▶ Goal
Gather each line in the entries that includes the string "常张高速".

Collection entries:
..........
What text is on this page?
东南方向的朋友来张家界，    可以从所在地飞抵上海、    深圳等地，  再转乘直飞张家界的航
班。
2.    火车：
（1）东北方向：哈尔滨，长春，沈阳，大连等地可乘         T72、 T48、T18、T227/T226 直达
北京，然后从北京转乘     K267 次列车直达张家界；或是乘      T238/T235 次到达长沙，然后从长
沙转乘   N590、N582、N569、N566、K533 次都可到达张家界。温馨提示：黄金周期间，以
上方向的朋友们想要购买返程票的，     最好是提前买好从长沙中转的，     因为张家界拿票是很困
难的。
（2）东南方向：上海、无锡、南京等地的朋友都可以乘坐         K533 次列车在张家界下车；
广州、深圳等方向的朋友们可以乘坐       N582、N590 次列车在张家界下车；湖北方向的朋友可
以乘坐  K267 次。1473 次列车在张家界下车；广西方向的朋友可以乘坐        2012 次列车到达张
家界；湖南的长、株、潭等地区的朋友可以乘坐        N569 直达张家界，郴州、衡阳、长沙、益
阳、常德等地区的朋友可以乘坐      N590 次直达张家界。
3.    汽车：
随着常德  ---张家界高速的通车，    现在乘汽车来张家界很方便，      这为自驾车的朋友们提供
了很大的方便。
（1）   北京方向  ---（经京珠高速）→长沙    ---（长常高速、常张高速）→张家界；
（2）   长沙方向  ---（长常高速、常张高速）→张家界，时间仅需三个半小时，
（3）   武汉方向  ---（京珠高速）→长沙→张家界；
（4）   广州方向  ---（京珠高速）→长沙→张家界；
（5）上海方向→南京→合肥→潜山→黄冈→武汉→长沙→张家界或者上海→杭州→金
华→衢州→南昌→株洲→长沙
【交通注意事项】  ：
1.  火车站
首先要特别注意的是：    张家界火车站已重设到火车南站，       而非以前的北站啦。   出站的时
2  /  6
..........
▶ Task answer
（1）   北京方向  ---（经京珠高速）→长沙    ---（长常高速、常张高速）→张家界；
（2）   长沙方向  ---（长常高速、常张高速）→张家界，时间仅需三个半小时，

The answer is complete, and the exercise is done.